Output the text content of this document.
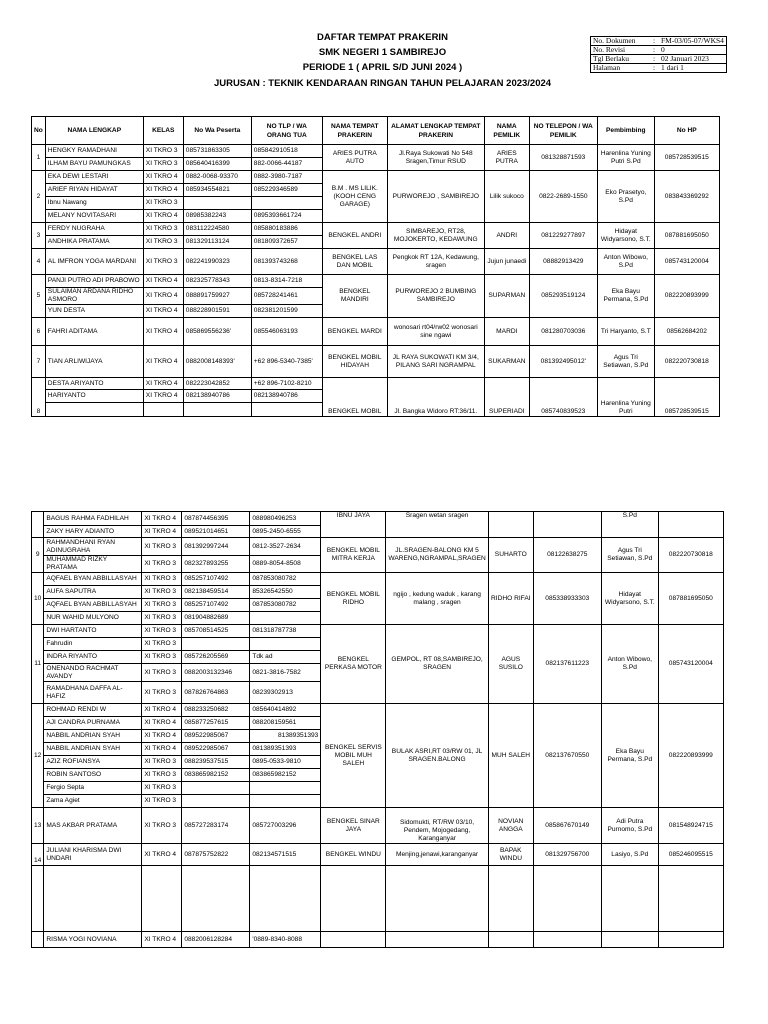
DAFTAR TEMPAT PRAKERIN
SMK NEGERI 1 SAMBIREJO
PERIODE 1 ( APRIL S/D JUNI 2024 )
JURUSAN : TEKNIK KENDARAAN RINGAN TAHUN PELAJARAN 2023/2024
No. Dokumen	:	FM-03/05-07/WKS4
No. Revisi	:	0
Tgl Berlaku	:	02 Januari 2023
Halaman	:	1 dari 1
No	NAMA LENGKAP	KELAS	No Wa Peserta	NO TLP / WA ORANG TUA	NAMA TEMPAT PRAKERIN	ALAMAT LENGKAP TEMPAT PRAKERIN	NAMA PEMILIK	NO TELEPON / WA PEMILIK	Pembimbing	No HP
1	HENGKY RAMADHANI	XI TKRO 3	085731863305	085842910518	ARIES PUTRA AUTO	Jl.Raya Sukowati No 548 Sragen,Timur RSUD	ARIES PUTRA	081328871593	Harenlina Yuning Putri S.Pd	085728539515
	ILHAM BAYU PAMUNGKAS	XI TKRO 3	085640416399	882-0066-44187						
2	EKA DEWI LESTARI	XI TKRO 4	0882-0068-93370	0882-3980-7187	B.M . MS LILIK. (KOOH CENG GARAGE)	PURWOREJO , SAMBIREJO	Lilik sukoco	0822-2689-1550	Eko Prasetyo, S.Pd	083843369292
	ARIEF RIYAN HIDAYAT	XI TKRO 4	085934554821	085229346589						
	Ibnu Nawang	XI TKRO 3								
	MELANY NOVITASARI	XI TKRO 4	08985382243	0895393661724						
3	FERDY NUGRAHA	XI TKRO 3	083112224580	085880183886	BENGKEL ANDRI	SIMBAREJO, RT28, MOJOKERTO, KEDAWUNG	ANDRI	081229277897	Hidayat Widyarsono, S.T.	087881695050
	ANDHIKA PRATAMA	XI TKRO 3	081329113124	081809372657						
4	AL IMFRON YOGA MARDANI	XI TKRO 3	082241990323	081393743268	BENGKEL LAS DAN MOBIL	Pengkok RT 12A, Kedawung, sragen	Jujun junaedi	08882913429	Anton Wibowo, S.Pd	085743120004
5	PANJI PUTRO ADI PRABOWO	XI TKRO 4	082325778343	0813-8314-7218	BENGKEL MANDIRI	PURWOREJO 2 BUMBING SAMBIREJO	SUPARMAN	085293519124	Eka Bayu Permana, S.Pd	082220893999
	SULAIMAN ARDANA RIDHO ASMORO	XI TKRO 4	088891759927	085728241461						
	YUN DESTA	XI TKRO 4	088228901591	082381201599						
6	FAHRI ADITAMA	XI TKRO 4	085869556236'	085546063193	BENGKEL MARDI	wonosari rt04/rw02 wonosari sine ngawi	MARDI	081280703036	Tri Haryanto, S.T	08562684202
7	TIAN ARLIWIJAYA	XI TKRO 4	0882008148393'	+62 896-5340-7385'	BENGKEL MOBIL HIDAYAH	JL RAYA SUKOWATI KM 3/4, PILANG SARI NGRAMPAL	SUKARMAN	081392495012'	Agus Tri Setiawan, S.Pd	082220730818
8	DESTA ARIYANTO	XI TKRO 4	082223042852	+62 896-7102-8210	BENGKEL MOBIL	Jl. Bangka Widoro RT:36/11.	SUPERIADI	085740839523	Harenlina Yuning Putri	085728539515
	HARIYANTO	XI TKRO 4	082138940786	082138940786						

	BAGUS RAHMA FADHILAH	XI TKRO 4	087874456395	088980496253	IBNU JAYA	Sragen wetan sragen			S.Pd	
	ZAKY HARY ADIANTO	XI TKRO 4	089521014651	0895-2450-6555						
9	RAHMANDHANI RYAN ADINUGRAHA	XI TKRO 3	081392997244	0812-3527-2634	BENGKEL MOBIL MITRA KERJA	JL.SRAGEN-BALONG KM 5 WARENG,NGRAMPAL,SRAGEN	SUHARTO	08122638275	Agus Tri Setiawan, S.Pd	082220730818
	MUHAMMAD RIZKY PRATAMA	XI TKRO 3	082327893255	0889-8054-8508						
10	AQFAEL BYAN ABBILLASYAH	XI TKRO 3	085257107492	087853080782	BENGKEL MOBIL RIDHO	ngijo , kedung waduk , karang malang , sragen	RIDHO RIFAI	085338933303	Hidayat Widyarsono, S.T.	087881695050
	AUFA SAPUTRA	XI TKRO 3	082138459514	85326542550						
	AQFAEL BYAN ABBILLASYAH	XI TKRO 3	085257107492	087853080782						
	NUR WAHID MULYONO	XI TKRO 3	081904882689							
11	DWI HARTANTO	XI TKRO 3	085708514525	081318787738	BENGKEL PERKASA MOTOR	GEMPOL, RT 08,SAMBIREJO, SRAGEN	AGUS SUSILO	082137611223	Anton Wibowo, S.Pd	085743120004
	Fahrudin	XI TKRO 3								
	INDRA RIYANTO	XI TKRO 3	085726205569	Tdk ad						
	ONENANDO RACHMAT AVANDY	XI TKRO 3	0882003132346	0821-3816-7582						
	RAMADHANA DAFFA AL-HAFIZ	XI TKRO 3	087826764863	0823930291З						
12	ROHMAD RENDI W	XI TKRO 4	088233250682	085640414892	BENGKEL SERVIS MOBIL MUH SALEH	BULAK ASRI,RT 03/RW 01, JL SRAGEN.BALONG	MUH SALEH	082137670550	Eka Bayu Permana, S.Pd	082220893999
	AJI CANDRA PURNAMA	XI TKRO 4	085877257615	088208159561						
	NABBIL ANDRIAN SYAH	XI TKRO 4	089522985067	81389351393						
	NABBIL ANDRIAN SYAH	XI TKRO 4	089522985067	081389351393						
	AZIZ ROFIANSYA	XI TKRO 3	088239537515	0895-0533-9810						
	ROBIN SANTOSO	XI TKRO 3	083865982152	083865982152						
	Fergio Septa	XI TKRO 3								
	Zama Agiet	XI TKRO 3								
13	MAS AKBAR PRATAMA	XI TKRO 3	085727283174	085727003296	BENGKEL SINAR JAYA	Sidomukti, RT/RW 03/10, Pendem, Mojogedang, Karanganyar	NOVIAN ANGGA	085867670149	Adi Putra Purnomo, S.Pd	081548924715
14	JULIANI KHARISMA DWI UNDARI	XI TKRO 4	087875752822	082134571515	BENGKEL WINDU	Menjing,jenawi,karanganyar	BAPAK WINDU	081329756700	Lasiyo, S.Pd	085246095515

	RISMA YOGI NOVIANA	XI TKRO 4	0882006128284	'0889-8340-8088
□ □ □
*Written task*. Omit the pictures and give the material again, exactly and in full.

*Exercise result*.
Output the text content of this document.
DAFTAR TEMPAT PRAKERIN
SMK NEGERI 1 SAMBIREJO
PERIODE 1 ( APRIL S/D JUNI 2024 )
JURUSAN : TEKNIK KENDARAAN RINGAN TAHUN PELAJARAN 2023/2024
No. Dokumen	:	FM-03/05-07/WKS4
No. Revisi	:	0
Tgl Berlaku	:	02 Januari 2023
Halaman	:	1 dari 1
No	NAMA LENGKAP	KELAS	No Wa Peserta	NO TLP / WA ORANG TUA	NAMA TEMPAT PRAKERIN	ALAMAT LENGKAP TEMPAT PRAKERIN	NAMA PEMILIK	NO TELEPON / WA PEMILIK	Pembimbing	No HP
1	HENGKY RAMADHANI	XI TKRO 3	085731863305	085842910518	ARIES PUTRA AUTO	Jl.Raya Sukowati No 548 Sragen,Timur RSUD	ARIES PUTRA	081328871593	Harenlina Yuning Putri S.Pd	085728539515
	ILHAM BAYU PAMUNGKAS	XI TKRO 3	085640416399	882-0066-44187						
2	EKA DEWI LESTARI	XI TKRO 4	0882-0068-93370	0882-3980-7187	B.M . MS LILIK. (KOOH CENG GARAGE)	PURWOREJO , SAMBIREJO	Lilik sukoco	0822-2689-1550	Eko Prasetyo, S.Pd	083843369292
	ARIEF RIYAN HIDAYAT	XI TKRO 4	085934554821	085229346589						
	Ibnu Nawang	XI TKRO 3								
	MELANY NOVITASARI	XI TKRO 4	08985382243	0895393661724						
3	FERDY NUGRAHA	XI TKRO 3	083112224580	085880183886	BENGKEL ANDRI	SIMBAREJO, RT28, MOJOKERTO, KEDAWUNG	ANDRI	081229277897	Hidayat Widyarsono, S.T.	087881695050
	ANDHIKA PRATAMA	XI TKRO 3	081329113124	081809372657						
4	AL IMFRON YOGA MARDANI	XI TKRO 3	082241990323	081393743268	BENGKEL LAS DAN MOBIL	Pengkok RT 12A, Kedawung, sragen	Jujun junaedi	08882913429	Anton Wibowo, S.Pd	085743120004
5	PANJI PUTRO ADI PRABOWO	XI TKRO 4	082325778343	0813-8314-7218	BENGKEL MANDIRI	PURWOREJO 2 BUMBING SAMBIREJO	SUPARMAN	085293519124	Eka Bayu Permana, S.Pd	082220893999
	SULAIMAN ARDANA RIDHO ASMORO	XI TKRO 4	088891759927	085728241461						
	YUN DESTA	XI TKRO 4	088228901591	082381201599						
6	FAHRI ADITAMA	XI TKRO 4	085869556236'	085546063193	BENGKEL MARDI	wonosari rt04/rw02 wonosari sine ngawi	MARDI	081280703036	Tri Haryanto, S.T	08562684202
7	TIAN ARLIWIJAYA	XI TKRO 4	0882008148393'	+62 896-5340-7385'	BENGKEL MOBIL HIDAYAH	JL RAYA SUKOWATI KM 3/4, PILANG SARI NGRAMPAL	SUKARMAN	081392495012'	Agus Tri Setiawan, S.Pd	082220730818
8	DESTA ARIYANTO	XI TKRO 4	082223042852	+62 896-7102-8210	BENGKEL MOBIL	Jl. Bangka Widoro RT:36/11.	SUPERIADI	085740839523	Harenlina Yuning Putri	085728539515
	HARIYANTO	XI TKRO 4	082138940786	082138940786						

	BAGUS RAHMA FADHILAH	XI TKRO 4	087874456395	088980496253	IBNU JAYA	Sragen wetan sragen			S.Pd	
	ZAKY HARY ADIANTO	XI TKRO 4	089521014651	0895-2450-6555						
9	RAHMANDHANI RYAN ADINUGRAHA	XI TKRO 3	081392997244	0812-3527-2634	BENGKEL MOBIL MITRA KERJA	JL.SRAGEN-BALONG KM 5 WARENG,NGRAMPAL,SRAGEN	SUHARTO	08122638275	Agus Tri Setiawan, S.Pd	082220730818
	MUHAMMAD RIZKY PRATAMA	XI TKRO 3	082327893255	0889-8054-8508						
10	AQFAEL BYAN ABBILLASYAH	XI TKRO 3	085257107492	087853080782	BENGKEL MOBIL RIDHO	ngijo , kedung waduk , karang malang , sragen	RIDHO RIFAI	085338933303	Hidayat Widyarsono, S.T.	087881695050
	AUFA SAPUTRA	XI TKRO 3	082138459514	85326542550						
	AQFAEL BYAN ABBILLASYAH	XI TKRO 3	085257107492	087853080782						
	NUR WAHID MULYONO	XI TKRO 3	081904882689							
11	DWI HARTANTO	XI TKRO 3	085708514525	081318787738	BENGKEL PERKASA MOTOR	GEMPOL, RT 08,SAMBIREJO, SRAGEN	AGUS SUSILO	082137611223	Anton Wibowo, S.Pd	085743120004
	Fahrudin	XI TKRO 3								
	INDRA RIYANTO	XI TKRO 3	085726205569	Tdk ad						
	ONENANDO RACHMAT AVANDY	XI TKRO 3	0882003132346	0821-3816-7582						
	RAMADHANA DAFFA AL-HAFIZ	XI TKRO 3	087826764863	0823930291З						
12	ROHMAD RENDI W	XI TKRO 4	088233250682	085640414892	BENGKEL SERVIS MOBIL MUH SALEH	BULAK ASRI,RT 03/RW 01, JL SRAGEN.BALONG	MUH SALEH	082137670550	Eka Bayu Permana, S.Pd	082220893999
	AJI CANDRA PURNAMA	XI TKRO 4	085877257615	088208159561						
	NABBIL ANDRIAN SYAH	XI TKRO 4	089522985067	81389351393						
	NABBIL ANDRIAN SYAH	XI TKRO 4	089522985067	081389351393						
	AZIZ ROFIANSYA	XI TKRO 3	088239537515	0895-0533-9810						
	ROBIN SANTOSO	XI TKRO 3	083865982152	083865982152						
	Fergio Septa	XI TKRO 3								
	Zama Agiet	XI TKRO 3								
13	MAS AKBAR PRATAMA	XI TKRO 3	085727283174	085727003296	BENGKEL SINAR JAYA	Sidomukti, RT/RW 03/10, Pendem, Mojogedang, Karanganyar	NOVIAN ANGGA	085867670149	Adi Putra Purnomo, S.Pd	081548924715
14	JULIANI KHARISMA DWI UNDARI	XI TKRO 4	087875752822	082134571515	BENGKEL WINDU	Menjing,jenawi,karanganyar	BAPAK WINDU	081329756700	Lasiyo, S.Pd	085246095515

	RISMA YOGI NOVIANA	XI TKRO 4	0882006128284	'0889-8340-8088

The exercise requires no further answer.